::: GIVEN ENTRIES
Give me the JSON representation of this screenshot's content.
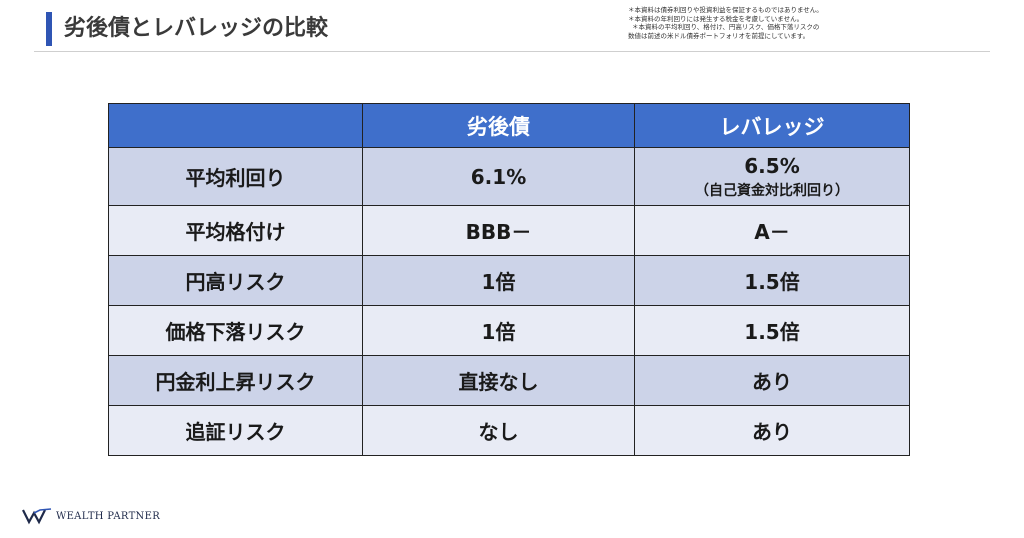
{
  "header": {
    "title": "劣後債とレバレッジの比較",
    "notes": [
      "＊本資料は債券利回りや投資利益を保証するものではありません。",
      "＊本資料の年利回りには発生する税金を考慮していません。",
      "＊本資料の平均利回り、格付け、円高リスク、価格下落リスクの",
      "数値は前述の米ドル債券ポートフォリオを前提にしています。"
    ]
  },
  "table": {
    "columns": [
      "",
      "劣後債",
      "レバレッジ"
    ],
    "rows": [
      {
        "label": "平均利回り",
        "subordinated": "6.1%",
        "leverage": "6.5%",
        "leverage_sub": "（自己資金対比利回り）"
      },
      {
        "label": "平均格付け",
        "subordinated": "BBB－",
        "leverage": "A－"
      },
      {
        "label": "円高リスク",
        "subordinated": "1倍",
        "leverage": "1.5倍"
      },
      {
        "label": "価格下落リスク",
        "subordinated": "1倍",
        "leverage": "1.5倍"
      },
      {
        "label": "円金利上昇リスク",
        "subordinated": "直接なし",
        "leverage": "あり"
      },
      {
        "label": "追証リスク",
        "subordinated": "なし",
        "leverage": "あり"
      }
    ]
  },
  "footer": {
    "logo_text": "WEALTH PARTNER",
    "logo_icon": "wealth-partner-logo-icon",
    "logo_color": "#2f55b4"
  },
  "colors": {
    "accent": "#2f55b4",
    "header_row": "#3f6fcb",
    "row_dark": "#ccd3e8",
    "row_light": "#e8ebf5"
  }
}
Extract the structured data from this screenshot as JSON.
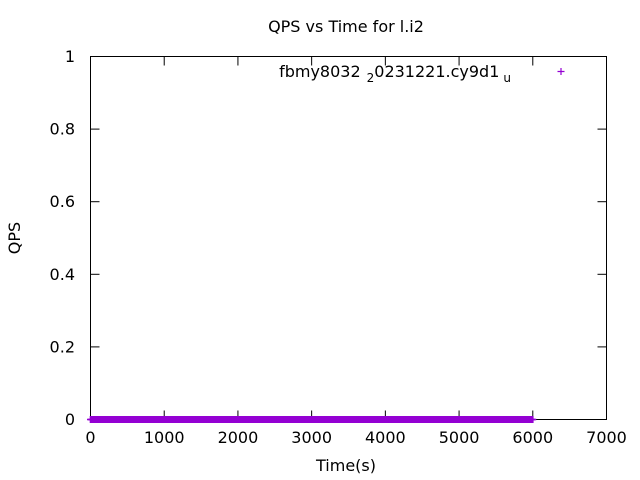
{
  "chart_data": {
    "type": "scatter",
    "title": "QPS vs Time for l.i2",
    "xlabel": "Time(s)",
    "ylabel": "QPS",
    "xlim": [
      0,
      7000
    ],
    "ylim": [
      0,
      1
    ],
    "x_ticks": [
      0,
      1000,
      2000,
      3000,
      4000,
      5000,
      6000,
      7000
    ],
    "y_ticks": [
      0,
      0.2,
      0.4,
      0.6,
      0.8,
      1
    ],
    "x_tick_labels": [
      "0",
      "1000",
      "2000",
      "3000",
      "4000",
      "5000",
      "6000",
      "7000"
    ],
    "y_tick_labels": [
      "0",
      "0.2",
      "0.4",
      "0.6",
      "0.8",
      "1"
    ],
    "grid": false,
    "legend_position": "top-right",
    "series": [
      {
        "name": "fbmy8032_20231221.cy9d1_u",
        "legend_parts": [
          "fbmy8032",
          "2",
          "0231221.cy9d1",
          "u"
        ],
        "color": "#9400d3",
        "marker": "plus",
        "x_start": 0,
        "x_end": 6000,
        "x_step": 10,
        "y_value": 0
      }
    ]
  }
}
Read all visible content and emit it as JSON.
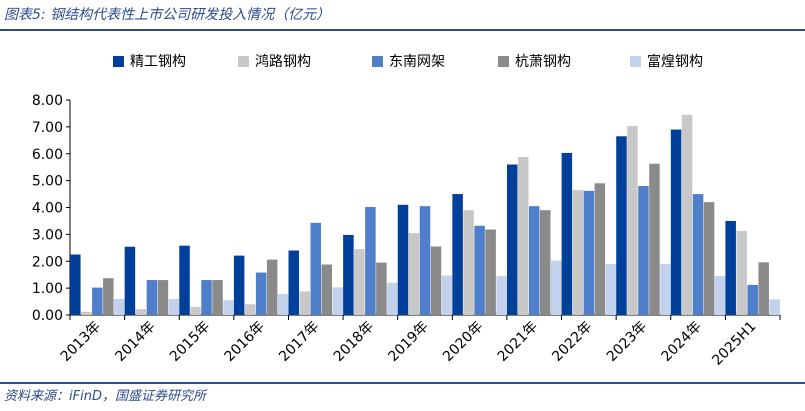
{
  "figure": {
    "title": "图表5:  钢结构代表性上市公司研发投入情况（亿元）",
    "source": "资料来源：iFinD，国盛证券研究所"
  },
  "chart_data": {
    "type": "bar",
    "title": "",
    "xlabel": "",
    "ylabel": "",
    "ylim": [
      0,
      8
    ],
    "yticks": [
      "0.00",
      "1.00",
      "2.00",
      "3.00",
      "4.00",
      "5.00",
      "6.00",
      "7.00",
      "8.00"
    ],
    "grid": false,
    "legend_position": "top",
    "categories": [
      "2013年",
      "2014年",
      "2015年",
      "2016年",
      "2017年",
      "2018年",
      "2019年",
      "2020年",
      "2021年",
      "2022年",
      "2023年",
      "2024年",
      "2025H1"
    ],
    "series": [
      {
        "name": "精工钢构",
        "color": "#003f9a",
        "values": [
          2.25,
          2.54,
          2.58,
          2.21,
          2.4,
          2.98,
          4.1,
          4.5,
          5.6,
          6.03,
          6.65,
          6.9,
          3.5
        ]
      },
      {
        "name": "鸿路钢构",
        "color": "#c8c8c8",
        "values": [
          0.12,
          0.22,
          0.3,
          0.4,
          0.88,
          2.45,
          3.05,
          3.9,
          5.88,
          4.65,
          7.03,
          7.45,
          3.13
        ]
      },
      {
        "name": "东南网架",
        "color": "#4f7fcb",
        "values": [
          1.02,
          1.3,
          1.3,
          1.58,
          3.43,
          4.02,
          4.05,
          3.32,
          4.05,
          4.62,
          4.8,
          4.5,
          1.12
        ]
      },
      {
        "name": "杭萧钢构",
        "color": "#8a8a8a",
        "values": [
          1.37,
          1.3,
          1.3,
          2.06,
          1.88,
          1.95,
          2.55,
          3.18,
          3.9,
          4.9,
          5.63,
          4.2,
          1.96
        ]
      },
      {
        "name": "富煌钢构",
        "color": "#c3d2ec",
        "values": [
          0.6,
          0.6,
          0.55,
          0.78,
          1.03,
          1.2,
          1.47,
          1.45,
          2.02,
          1.9,
          1.9,
          1.45,
          0.58
        ]
      }
    ]
  }
}
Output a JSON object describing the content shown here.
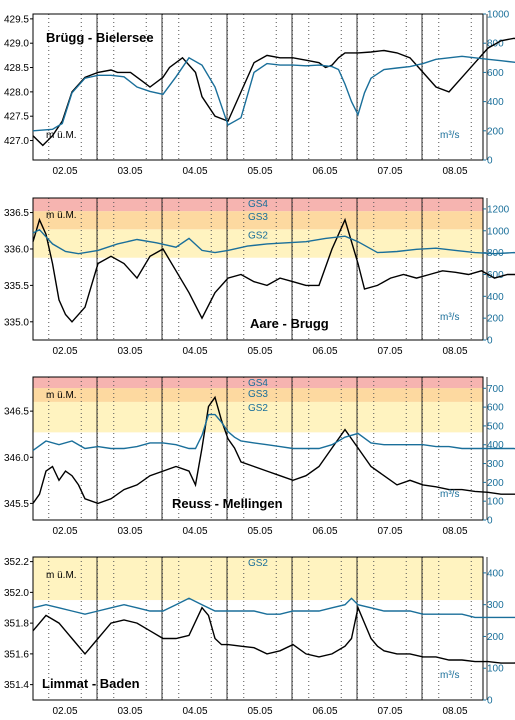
{
  "chart_data": [
    {
      "type": "line",
      "title": "Brügg - Bielersee",
      "ylabel": "m ü.M.",
      "y2label": "m³/s",
      "categories": [
        "02.05",
        "03.05",
        "04.05",
        "05.05",
        "06.05",
        "07.05",
        "08.05"
      ],
      "ylim": [
        426.6,
        429.6
      ],
      "yticks": [
        "427.0",
        "427.5",
        "428.0",
        "428.5",
        "429.0",
        "429.5"
      ],
      "y2lim": [
        0,
        1000
      ],
      "y2ticks": [
        "0",
        "200",
        "400",
        "600",
        "800",
        "1000"
      ],
      "zones": [],
      "series": [
        {
          "axis": "left",
          "color": "#000000",
          "x": [
            0,
            0.15,
            0.3,
            0.45,
            0.6,
            0.8,
            1.0,
            1.2,
            1.3,
            1.5,
            1.7,
            1.8,
            2.0,
            2.1,
            2.3,
            2.5,
            2.6,
            2.8,
            3.0,
            3.2,
            3.4,
            3.6,
            3.8,
            4.0,
            4.2,
            4.4,
            4.5,
            4.6,
            4.7,
            4.8,
            5.0,
            5.2,
            5.4,
            5.6,
            5.8,
            6.0,
            6.2,
            6.4,
            6.6,
            6.8,
            7.0,
            7.2,
            7.4,
            7.6,
            7.7
          ],
          "y": [
            427.1,
            426.9,
            427.1,
            427.4,
            428.0,
            428.3,
            428.4,
            428.45,
            428.4,
            428.4,
            428.2,
            428.1,
            428.3,
            428.5,
            428.7,
            428.4,
            427.9,
            427.5,
            427.4,
            428.0,
            428.6,
            428.75,
            428.7,
            428.7,
            428.65,
            428.6,
            428.5,
            428.55,
            428.7,
            428.8,
            428.8,
            428.82,
            428.85,
            428.8,
            428.7,
            428.4,
            428.1,
            428.0,
            428.3,
            428.6,
            428.9,
            429.05,
            429.1,
            429.05,
            429.0
          ]
        },
        {
          "axis": "right",
          "color": "#1a6f9a",
          "x": [
            0,
            0.3,
            0.45,
            0.6,
            0.8,
            1.0,
            1.2,
            1.4,
            1.6,
            1.8,
            2.0,
            2.2,
            2.4,
            2.6,
            2.8,
            3.0,
            3.2,
            3.4,
            3.6,
            3.8,
            4.0,
            4.2,
            4.4,
            4.6,
            4.7,
            4.8,
            4.9,
            5.0,
            5.1,
            5.2,
            5.4,
            5.6,
            5.8,
            6.0,
            6.2,
            6.4,
            6.6,
            6.8,
            7.0,
            7.2,
            7.4,
            7.6,
            7.7
          ],
          "y": [
            200,
            210,
            250,
            460,
            560,
            580,
            580,
            570,
            500,
            470,
            450,
            570,
            700,
            650,
            500,
            240,
            290,
            600,
            660,
            650,
            650,
            645,
            650,
            640,
            620,
            520,
            400,
            310,
            460,
            560,
            620,
            630,
            640,
            660,
            690,
            700,
            710,
            700,
            690,
            680,
            670,
            660,
            665
          ]
        }
      ]
    },
    {
      "type": "line",
      "title": "Aare - Brugg",
      "ylabel": "m ü.M.",
      "y2label": "m³/s",
      "categories": [
        "02.05",
        "03.05",
        "04.05",
        "05.05",
        "06.05",
        "07.05",
        "08.05"
      ],
      "ylim": [
        334.75,
        336.7
      ],
      "yticks": [
        "335.0",
        "335.5",
        "336.0",
        "336.5"
      ],
      "y2lim": [
        0,
        1300
      ],
      "y2ticks": [
        "0",
        "200",
        "400",
        "600",
        "800",
        "1000",
        "1200"
      ],
      "zones": [
        {
          "label": "GS2",
          "from": 335.88,
          "to": 336.27,
          "color": "#fff3c0"
        },
        {
          "label": "GS3",
          "from": 336.27,
          "to": 336.52,
          "color": "#fdd9a0"
        },
        {
          "label": "GS4",
          "from": 336.52,
          "to": 336.7,
          "color": "#f6b4b0"
        }
      ],
      "series": [
        {
          "axis": "left",
          "color": "#000000",
          "x": [
            0,
            0.1,
            0.2,
            0.3,
            0.4,
            0.5,
            0.6,
            0.8,
            1.0,
            1.2,
            1.4,
            1.6,
            1.8,
            2.0,
            2.2,
            2.4,
            2.6,
            2.8,
            3.0,
            3.2,
            3.4,
            3.6,
            3.8,
            4.0,
            4.2,
            4.4,
            4.6,
            4.8,
            5.0,
            5.1,
            5.3,
            5.5,
            5.7,
            5.9,
            6.1,
            6.3,
            6.5,
            6.7,
            6.9,
            7.1,
            7.3,
            7.5,
            7.7
          ],
          "y": [
            336.1,
            336.4,
            336.2,
            335.8,
            335.3,
            335.1,
            335.0,
            335.2,
            335.8,
            335.9,
            335.8,
            335.6,
            335.9,
            336.0,
            335.7,
            335.4,
            335.05,
            335.4,
            335.6,
            335.65,
            335.55,
            335.5,
            335.6,
            335.55,
            335.5,
            335.5,
            336.0,
            336.4,
            335.8,
            335.45,
            335.5,
            335.6,
            335.65,
            335.6,
            335.65,
            335.7,
            335.68,
            335.65,
            335.7,
            335.6,
            335.65,
            335.65,
            335.6
          ]
        },
        {
          "axis": "right",
          "color": "#1a6f9a",
          "x": [
            0,
            0.1,
            0.3,
            0.5,
            0.7,
            1.0,
            1.3,
            1.6,
            1.9,
            2.2,
            2.4,
            2.6,
            2.8,
            3.0,
            3.3,
            3.6,
            3.9,
            4.2,
            4.5,
            4.8,
            5.0,
            5.3,
            5.6,
            5.9,
            6.2,
            6.5,
            6.8,
            7.1,
            7.4,
            7.7
          ],
          "y": [
            980,
            1010,
            880,
            810,
            790,
            820,
            880,
            920,
            890,
            850,
            930,
            820,
            800,
            820,
            860,
            880,
            890,
            900,
            930,
            950,
            900,
            800,
            810,
            830,
            840,
            820,
            800,
            790,
            800,
            790
          ]
        }
      ]
    },
    {
      "type": "line",
      "title": "Reuss - Mellingen",
      "ylabel": "m ü.M.",
      "y2label": "m³/s",
      "categories": [
        "02.05",
        "03.05",
        "04.05",
        "05.05",
        "06.05",
        "07.05",
        "08.05"
      ],
      "ylim": [
        345.32,
        346.87
      ],
      "yticks": [
        "345.5",
        "346.0",
        "346.5"
      ],
      "y2lim": [
        0,
        760
      ],
      "y2ticks": [
        "0",
        "100",
        "200",
        "300",
        "400",
        "500",
        "600",
        "700"
      ],
      "zones": [
        {
          "label": "GS2",
          "from": 346.27,
          "to": 346.6,
          "color": "#fff3c0"
        },
        {
          "label": "GS3",
          "from": 346.6,
          "to": 346.75,
          "color": "#fdd9a0"
        },
        {
          "label": "GS4",
          "from": 346.75,
          "to": 346.87,
          "color": "#f6b4b0"
        }
      ],
      "series": [
        {
          "axis": "left",
          "color": "#000000",
          "x": [
            0,
            0.1,
            0.2,
            0.3,
            0.4,
            0.5,
            0.6,
            0.7,
            0.8,
            1.0,
            1.2,
            1.4,
            1.6,
            1.8,
            2.0,
            2.2,
            2.4,
            2.5,
            2.6,
            2.7,
            2.8,
            2.9,
            3.0,
            3.1,
            3.2,
            3.4,
            3.6,
            3.8,
            4.0,
            4.2,
            4.4,
            4.6,
            4.8,
            5.0,
            5.2,
            5.4,
            5.6,
            5.8,
            6.0,
            6.2,
            6.4,
            6.6,
            6.8,
            7.0,
            7.2,
            7.4,
            7.6,
            7.7
          ],
          "y": [
            345.5,
            345.6,
            345.85,
            345.9,
            345.75,
            345.85,
            345.8,
            345.7,
            345.55,
            345.5,
            345.55,
            345.65,
            345.7,
            345.8,
            345.85,
            345.9,
            345.85,
            345.7,
            346.1,
            346.55,
            346.65,
            346.4,
            346.2,
            346.1,
            345.95,
            345.9,
            345.85,
            345.8,
            345.75,
            345.8,
            345.9,
            346.1,
            346.3,
            346.1,
            345.9,
            345.8,
            345.7,
            345.75,
            345.7,
            345.68,
            345.65,
            345.65,
            345.63,
            345.62,
            345.6,
            345.6,
            345.6,
            345.58
          ]
        },
        {
          "axis": "right",
          "color": "#1a6f9a",
          "x": [
            0,
            0.2,
            0.4,
            0.6,
            0.8,
            1.0,
            1.2,
            1.4,
            1.6,
            1.8,
            2.0,
            2.2,
            2.4,
            2.5,
            2.6,
            2.7,
            2.8,
            2.9,
            3.0,
            3.1,
            3.2,
            3.4,
            3.6,
            3.8,
            4.0,
            4.2,
            4.4,
            4.6,
            4.8,
            5.0,
            5.2,
            5.4,
            5.6,
            5.8,
            6.0,
            6.2,
            6.4,
            6.6,
            6.8,
            7.0,
            7.2,
            7.4,
            7.6,
            7.7
          ],
          "y": [
            370,
            420,
            400,
            420,
            380,
            390,
            380,
            380,
            390,
            410,
            410,
            400,
            380,
            380,
            450,
            560,
            560,
            520,
            470,
            440,
            420,
            410,
            400,
            390,
            380,
            380,
            380,
            400,
            440,
            460,
            410,
            400,
            400,
            400,
            400,
            390,
            390,
            380,
            380,
            380,
            380,
            380,
            370,
            370
          ]
        }
      ]
    },
    {
      "type": "line",
      "title": "Limmat - Baden",
      "ylabel": "m ü.M.",
      "y2label": "m³/s",
      "categories": [
        "02.05",
        "03.05",
        "04.05",
        "05.05",
        "06.05",
        "07.05",
        "08.05"
      ],
      "ylim": [
        351.3,
        352.23
      ],
      "yticks": [
        "351.4",
        "351.6",
        "351.8",
        "352.0",
        "352.2"
      ],
      "y2lim": [
        0,
        450
      ],
      "y2ticks": [
        "0",
        "100",
        "200",
        "300",
        "400"
      ],
      "zones": [
        {
          "label": "GS2",
          "from": 351.95,
          "to": 352.23,
          "color": "#fff3c0"
        }
      ],
      "series": [
        {
          "axis": "left",
          "color": "#000000",
          "x": [
            0,
            0.2,
            0.4,
            0.6,
            0.8,
            1.0,
            1.2,
            1.4,
            1.6,
            1.8,
            2.0,
            2.2,
            2.4,
            2.6,
            2.7,
            2.8,
            2.9,
            3.0,
            3.2,
            3.4,
            3.6,
            3.8,
            4.0,
            4.2,
            4.4,
            4.6,
            4.8,
            4.9,
            5.0,
            5.1,
            5.2,
            5.3,
            5.4,
            5.6,
            5.8,
            6.0,
            6.2,
            6.4,
            6.6,
            6.8,
            7.0,
            7.2,
            7.4,
            7.6,
            7.7
          ],
          "y": [
            351.75,
            351.85,
            351.8,
            351.7,
            351.6,
            351.7,
            351.8,
            351.82,
            351.8,
            351.75,
            351.7,
            351.7,
            351.72,
            351.9,
            351.85,
            351.7,
            351.66,
            351.66,
            351.65,
            351.64,
            351.6,
            351.62,
            351.66,
            351.6,
            351.58,
            351.6,
            351.65,
            351.7,
            351.9,
            351.8,
            351.7,
            351.65,
            351.62,
            351.6,
            351.6,
            351.58,
            351.58,
            351.56,
            351.56,
            351.55,
            351.55,
            351.54,
            351.54,
            351.55,
            351.55
          ]
        },
        {
          "axis": "right",
          "color": "#1a6f9a",
          "x": [
            0,
            0.2,
            0.4,
            0.6,
            0.8,
            1.0,
            1.2,
            1.4,
            1.6,
            1.8,
            2.0,
            2.2,
            2.4,
            2.6,
            2.8,
            3.0,
            3.2,
            3.4,
            3.6,
            3.8,
            4.0,
            4.2,
            4.4,
            4.6,
            4.8,
            4.9,
            5.0,
            5.2,
            5.4,
            5.6,
            5.8,
            6.0,
            6.2,
            6.4,
            6.6,
            6.8,
            7.0,
            7.2,
            7.4,
            7.6,
            7.7
          ],
          "y": [
            290,
            300,
            290,
            280,
            270,
            280,
            290,
            300,
            290,
            280,
            280,
            300,
            320,
            300,
            280,
            280,
            280,
            280,
            270,
            270,
            280,
            280,
            280,
            290,
            300,
            320,
            300,
            290,
            280,
            280,
            280,
            270,
            270,
            270,
            270,
            260,
            260,
            260,
            260,
            260,
            260
          ]
        }
      ]
    }
  ]
}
::::::
WHAT THE TASK REQUIRES:
Identify the lines that hold the word "from". Copy every one of them.

OUTPUT:
Extract the structured data from this screenshot as JSON.
          "from": 335.88,
          "from": 336.27,
          "from": 336.52,
          "from": 346.27,
          "from": 346.6,
          "from": 346.75,
          "from": 351.95,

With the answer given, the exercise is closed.